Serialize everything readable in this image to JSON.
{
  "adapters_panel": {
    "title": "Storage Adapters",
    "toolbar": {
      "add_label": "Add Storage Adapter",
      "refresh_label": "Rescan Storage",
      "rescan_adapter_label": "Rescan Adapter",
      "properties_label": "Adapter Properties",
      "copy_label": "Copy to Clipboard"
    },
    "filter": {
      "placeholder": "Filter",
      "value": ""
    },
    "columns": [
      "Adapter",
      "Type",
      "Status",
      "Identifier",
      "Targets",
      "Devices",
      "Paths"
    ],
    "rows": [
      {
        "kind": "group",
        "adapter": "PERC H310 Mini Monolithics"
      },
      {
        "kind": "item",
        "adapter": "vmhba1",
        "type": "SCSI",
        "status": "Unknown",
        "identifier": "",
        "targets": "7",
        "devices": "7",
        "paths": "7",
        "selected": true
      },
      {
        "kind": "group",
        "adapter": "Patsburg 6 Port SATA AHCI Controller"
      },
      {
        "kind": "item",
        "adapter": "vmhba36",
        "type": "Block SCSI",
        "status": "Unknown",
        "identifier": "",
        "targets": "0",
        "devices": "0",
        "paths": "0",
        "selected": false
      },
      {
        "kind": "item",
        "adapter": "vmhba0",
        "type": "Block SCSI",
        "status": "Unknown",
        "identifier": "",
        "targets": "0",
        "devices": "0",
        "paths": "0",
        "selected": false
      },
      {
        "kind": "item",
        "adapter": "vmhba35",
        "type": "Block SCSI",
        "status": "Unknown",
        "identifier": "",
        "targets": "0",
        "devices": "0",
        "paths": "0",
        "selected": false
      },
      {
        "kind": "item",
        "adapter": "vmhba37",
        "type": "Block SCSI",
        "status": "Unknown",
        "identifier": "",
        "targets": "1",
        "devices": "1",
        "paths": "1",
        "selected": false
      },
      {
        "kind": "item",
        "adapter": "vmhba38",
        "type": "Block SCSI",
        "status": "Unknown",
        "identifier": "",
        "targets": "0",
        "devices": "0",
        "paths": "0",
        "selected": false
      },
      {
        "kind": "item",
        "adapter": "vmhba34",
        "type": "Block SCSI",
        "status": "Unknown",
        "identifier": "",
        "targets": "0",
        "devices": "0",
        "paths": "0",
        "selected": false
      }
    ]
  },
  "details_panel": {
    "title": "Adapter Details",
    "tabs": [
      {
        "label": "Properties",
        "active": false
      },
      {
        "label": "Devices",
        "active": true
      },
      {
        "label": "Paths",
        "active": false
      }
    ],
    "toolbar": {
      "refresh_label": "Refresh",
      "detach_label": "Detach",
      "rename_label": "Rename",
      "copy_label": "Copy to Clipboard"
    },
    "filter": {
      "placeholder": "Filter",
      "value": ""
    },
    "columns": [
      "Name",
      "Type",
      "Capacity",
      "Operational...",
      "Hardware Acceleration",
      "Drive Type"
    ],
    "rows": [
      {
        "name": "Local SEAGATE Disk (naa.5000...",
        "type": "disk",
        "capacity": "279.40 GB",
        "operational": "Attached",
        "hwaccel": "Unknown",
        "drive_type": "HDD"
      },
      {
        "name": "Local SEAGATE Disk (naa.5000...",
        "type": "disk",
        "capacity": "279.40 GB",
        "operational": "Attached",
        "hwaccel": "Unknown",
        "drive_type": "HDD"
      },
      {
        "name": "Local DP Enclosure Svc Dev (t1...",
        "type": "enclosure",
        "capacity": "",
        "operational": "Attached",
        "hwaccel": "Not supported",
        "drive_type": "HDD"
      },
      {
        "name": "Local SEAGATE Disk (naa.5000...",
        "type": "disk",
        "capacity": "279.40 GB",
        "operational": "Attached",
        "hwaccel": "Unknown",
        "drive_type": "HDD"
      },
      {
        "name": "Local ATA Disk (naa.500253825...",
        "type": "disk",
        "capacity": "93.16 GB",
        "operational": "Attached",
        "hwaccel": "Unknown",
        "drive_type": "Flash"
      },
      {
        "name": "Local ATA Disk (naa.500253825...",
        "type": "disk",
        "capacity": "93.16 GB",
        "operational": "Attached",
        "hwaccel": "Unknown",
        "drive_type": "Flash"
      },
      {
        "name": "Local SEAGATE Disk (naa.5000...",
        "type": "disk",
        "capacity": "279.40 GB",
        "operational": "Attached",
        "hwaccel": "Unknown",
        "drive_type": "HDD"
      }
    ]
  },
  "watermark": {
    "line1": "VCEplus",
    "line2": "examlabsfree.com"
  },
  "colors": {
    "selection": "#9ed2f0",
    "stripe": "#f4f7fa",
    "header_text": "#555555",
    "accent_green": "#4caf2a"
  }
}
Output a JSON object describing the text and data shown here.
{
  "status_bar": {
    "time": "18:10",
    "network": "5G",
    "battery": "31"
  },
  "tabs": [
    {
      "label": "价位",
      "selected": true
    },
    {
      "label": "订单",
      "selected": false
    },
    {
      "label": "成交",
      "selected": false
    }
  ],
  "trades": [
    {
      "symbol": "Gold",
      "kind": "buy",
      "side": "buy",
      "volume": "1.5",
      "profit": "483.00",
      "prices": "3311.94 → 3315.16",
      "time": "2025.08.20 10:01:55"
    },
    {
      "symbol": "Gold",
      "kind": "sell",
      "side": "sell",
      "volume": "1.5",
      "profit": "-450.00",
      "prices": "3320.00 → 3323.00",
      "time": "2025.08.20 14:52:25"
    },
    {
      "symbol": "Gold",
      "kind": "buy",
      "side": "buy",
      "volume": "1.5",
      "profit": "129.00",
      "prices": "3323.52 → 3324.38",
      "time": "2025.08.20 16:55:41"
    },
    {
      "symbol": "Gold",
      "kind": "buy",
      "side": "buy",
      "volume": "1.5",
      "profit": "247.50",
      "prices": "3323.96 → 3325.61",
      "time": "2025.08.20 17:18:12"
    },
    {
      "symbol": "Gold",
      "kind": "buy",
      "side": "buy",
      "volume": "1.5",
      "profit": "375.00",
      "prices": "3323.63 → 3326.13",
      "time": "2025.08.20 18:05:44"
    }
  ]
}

■ **EXERCISE DESCRIPTION**
All of the entries above should be written out again exactly.

■ **ANSWER**
Serialize everything readable in this image to JSON.
{
  "adapters_panel": {
    "title": "Storage Adapters",
    "toolbar": {
      "add_label": "Add Storage Adapter",
      "refresh_label": "Rescan Storage",
      "rescan_adapter_label": "Rescan Adapter",
      "properties_label": "Adapter Properties",
      "copy_label": "Copy to Clipboard"
    },
    "filter": {
      "placeholder": "Filter",
      "value": ""
    },
    "columns": [
      "Adapter",
      "Type",
      "Status",
      "Identifier",
      "Targets",
      "Devices",
      "Paths"
    ],
    "rows": [
      {
        "kind": "group",
        "adapter": "PERC H310 Mini Monolithics"
      },
      {
        "kind": "item",
        "adapter": "vmhba1",
        "type": "SCSI",
        "status": "Unknown",
        "identifier": "",
        "targets": "7",
        "devices": "7",
        "paths": "7",
        "selected": true
      },
      {
        "kind": "group",
        "adapter": "Patsburg 6 Port SATA AHCI Controller"
      },
      {
        "kind": "item",
        "adapter": "vmhba36",
        "type": "Block SCSI",
        "status": "Unknown",
        "identifier": "",
        "targets": "0",
        "devices": "0",
        "paths": "0",
        "selected": false
      },
      {
        "kind": "item",
        "adapter": "vmhba0",
        "type": "Block SCSI",
        "status": "Unknown",
        "identifier": "",
        "targets": "0",
        "devices": "0",
        "paths": "0",
        "selected": false
      },
      {
        "kind": "item",
        "adapter": "vmhba35",
        "type": "Block SCSI",
        "status": "Unknown",
        "identifier": "",
        "targets": "0",
        "devices": "0",
        "paths": "0",
        "selected": false
      },
      {
        "kind": "item",
        "adapter": "vmhba37",
        "type": "Block SCSI",
        "status": "Unknown",
        "identifier": "",
        "targets": "1",
        "devices": "1",
        "paths": "1",
        "selected": false
      },
      {
        "kind": "item",
        "adapter": "vmhba38",
        "type": "Block SCSI",
        "status": "Unknown",
        "identifier": "",
        "targets": "0",
        "devices": "0",
        "paths": "0",
        "selected": false
      },
      {
        "kind": "item",
        "adapter": "vmhba34",
        "type": "Block SCSI",
        "status": "Unknown",
        "identifier": "",
        "targets": "0",
        "devices": "0",
        "paths": "0",
        "selected": false
      }
    ]
  },
  "details_panel": {
    "title": "Adapter Details",
    "tabs": [
      {
        "label": "Properties",
        "active": false
      },
      {
        "label": "Devices",
        "active": true
      },
      {
        "label": "Paths",
        "active": false
      }
    ],
    "toolbar": {
      "refresh_label": "Refresh",
      "detach_label": "Detach",
      "rename_label": "Rename",
      "copy_label": "Copy to Clipboard"
    },
    "filter": {
      "placeholder": "Filter",
      "value": ""
    },
    "columns": [
      "Name",
      "Type",
      "Capacity",
      "Operational...",
      "Hardware Acceleration",
      "Drive Type"
    ],
    "rows": [
      {
        "name": "Local SEAGATE Disk (naa.5000...",
        "type": "disk",
        "capacity": "279.40 GB",
        "operational": "Attached",
        "hwaccel": "Unknown",
        "drive_type": "HDD"
      },
      {
        "name": "Local SEAGATE Disk (naa.5000...",
        "type": "disk",
        "capacity": "279.40 GB",
        "operational": "Attached",
        "hwaccel": "Unknown",
        "drive_type": "HDD"
      },
      {
        "name": "Local DP Enclosure Svc Dev (t1...",
        "type": "enclosure",
        "capacity": "",
        "operational": "Attached",
        "hwaccel": "Not supported",
        "drive_type": "HDD"
      },
      {
        "name": "Local SEAGATE Disk (naa.5000...",
        "type": "disk",
        "capacity": "279.40 GB",
        "operational": "Attached",
        "hwaccel": "Unknown",
        "drive_type": "HDD"
      },
      {
        "name": "Local ATA Disk (naa.500253825...",
        "type": "disk",
        "capacity": "93.16 GB",
        "operational": "Attached",
        "hwaccel": "Unknown",
        "drive_type": "Flash"
      },
      {
        "name": "Local ATA Disk (naa.500253825...",
        "type": "disk",
        "capacity": "93.16 GB",
        "operational": "Attached",
        "hwaccel": "Unknown",
        "drive_type": "Flash"
      },
      {
        "name": "Local SEAGATE Disk (naa.5000...",
        "type": "disk",
        "capacity": "279.40 GB",
        "operational": "Attached",
        "hwaccel": "Unknown",
        "drive_type": "HDD"
      }
    ]
  },
  "watermark": {
    "line1": "VCEplus",
    "line2": "examlabsfree.com"
  },
  "colors": {
    "selection": "#9ed2f0",
    "stripe": "#f4f7fa",
    "header_text": "#555555",
    "accent_green": "#4caf2a"
  }
}
Output a JSON object describing the text and data shown here.
{
  "status_bar": {
    "time": "18:10",
    "network": "5G",
    "battery": "31"
  },
  "tabs": [
    {
      "label": "价位",
      "selected": true
    },
    {
      "label": "订单",
      "selected": false
    },
    {
      "label": "成交",
      "selected": false
    }
  ],
  "trades": [
    {
      "symbol": "Gold",
      "kind": "buy",
      "side": "buy",
      "volume": "1.5",
      "profit": "483.00",
      "prices": "3311.94 → 3315.16",
      "time": "2025.08.20 10:01:55"
    },
    {
      "symbol": "Gold",
      "kind": "sell",
      "side": "sell",
      "volume": "1.5",
      "profit": "-450.00",
      "prices": "3320.00 → 3323.00",
      "time": "2025.08.20 14:52:25"
    },
    {
      "symbol": "Gold",
      "kind": "buy",
      "side": "buy",
      "volume": "1.5",
      "profit": "129.00",
      "prices": "3323.52 → 3324.38",
      "time": "2025.08.20 16:55:41"
    },
    {
      "symbol": "Gold",
      "kind": "buy",
      "side": "buy",
      "volume": "1.5",
      "profit": "247.50",
      "prices": "3323.96 → 3325.61",
      "time": "2025.08.20 17:18:12"
    },
    {
      "symbol": "Gold",
      "kind": "buy",
      "side": "buy",
      "volume": "1.5",
      "profit": "375.00",
      "prices": "3323.63 → 3326.13",
      "time": "2025.08.20 18:05:44"
    }
  ]
}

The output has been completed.